Diese drei sind mutig, sie haben die Courage, zu widerstehen. Sie stehen im Zentrum eines Films, der so heißt: Courage, geschrieben und inszeniert von Aliaksey Paluyan. Die drei stehen dort stellvertretend für all die anderen Tausende und Zehntausende, die gerade aufstehen gegen das System Lukaschenko und alles, was es repräsentiert: Willkür der Macht, Verachtung für den Rechtsstaat, Korruption und Brutalität.
Dann kommen die Wahlen und der vorhersehbare Betrug, die ebenfalls erwartbaren Proteste, ihre Eskalation und die harte Gegenreaktion von Polizei und den gefürchteten OMON-Spezialkräften. Menschen werden in Gefängnissen und Haftanstalten verhaftet und gefoltert. Keiner der Film-Protagonisten hat das Pech, eingesperrt zu werden, aber andere Theater-Kollegen schon.
Courage zeigt den Alltag der Protestbewegung. Das ist manchmal etwas redundant, zumal dann, wenn man schon ähnliche Filme gesehen hat, die zum Beispiel vom arabischen Frühling erzählen, vom Maidan in Kiew, von den Protesten in Hongkong, in Lateinamerika oder vor gut zehn Jahren an der Wallstreet. Die Bilder selbst und die Leidenschaft der Personen gleichen sich. Aber das Gefühl der Ungewissheit wird durch die Tatsache noch hervorgehoben, dass der Ausgang bislang unbekannt ist.
----
Wer hat laut dem Ausschnitt über den Film „Courage“ diesen Film geschrieben und inszeniert?

GESAMMELTE DATEN ▸
----
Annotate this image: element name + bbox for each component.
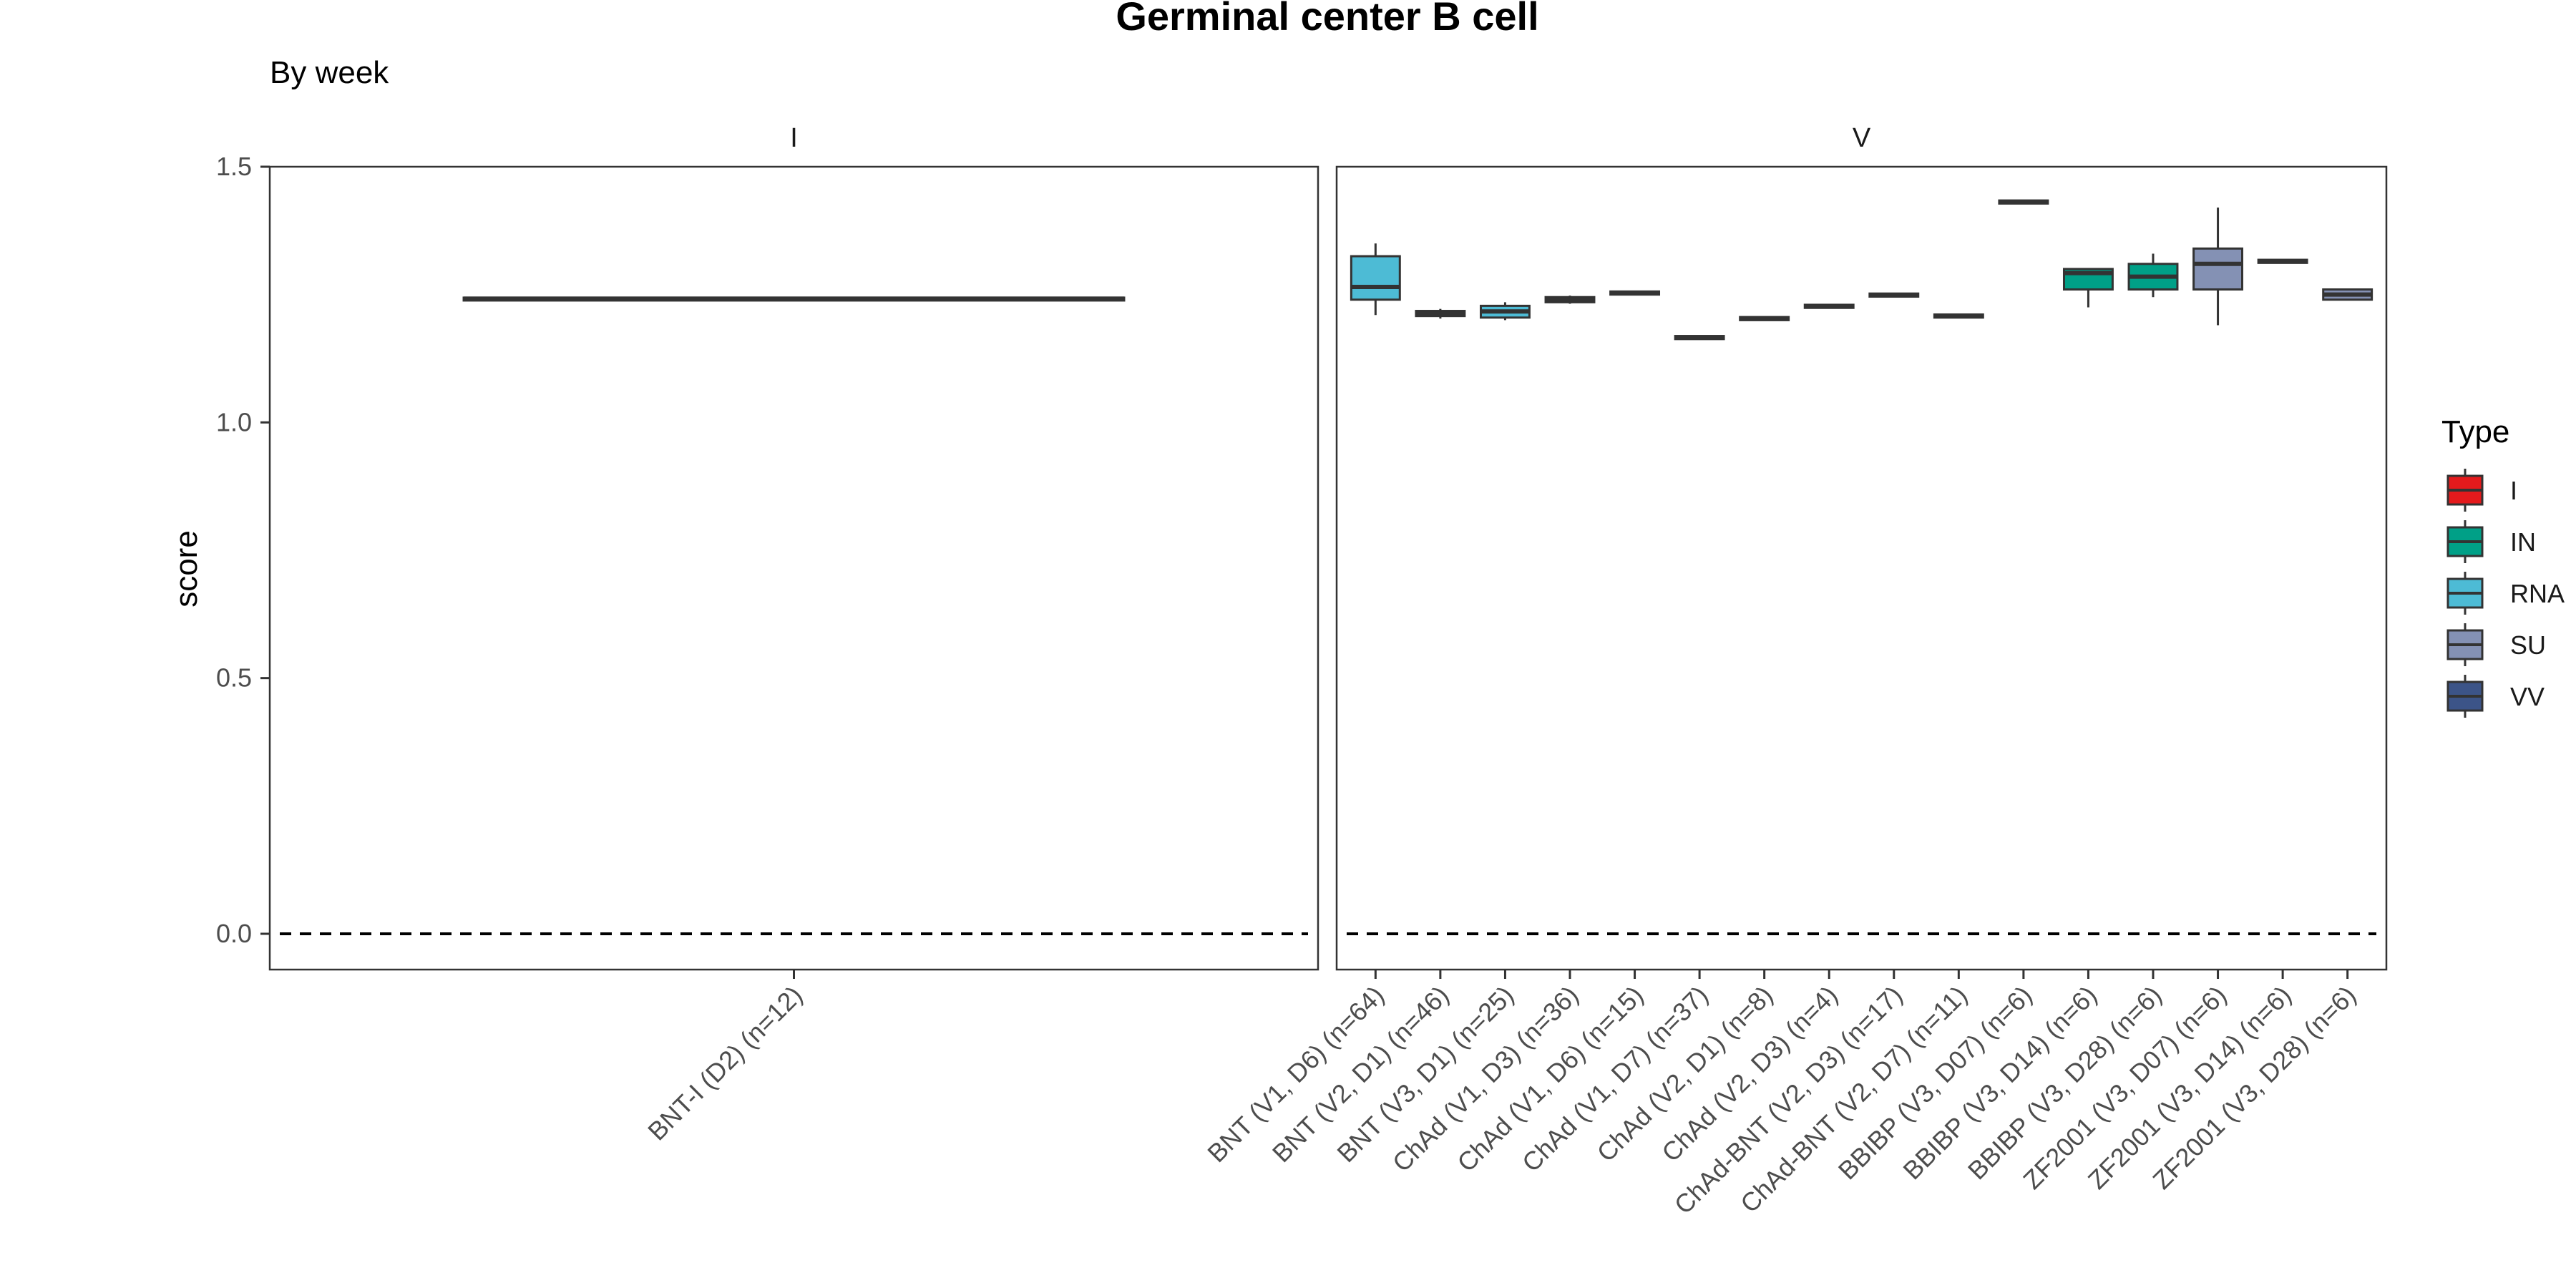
----
ANTWORT ZUR AUFGABE ▸ Aliaksey Paluyan.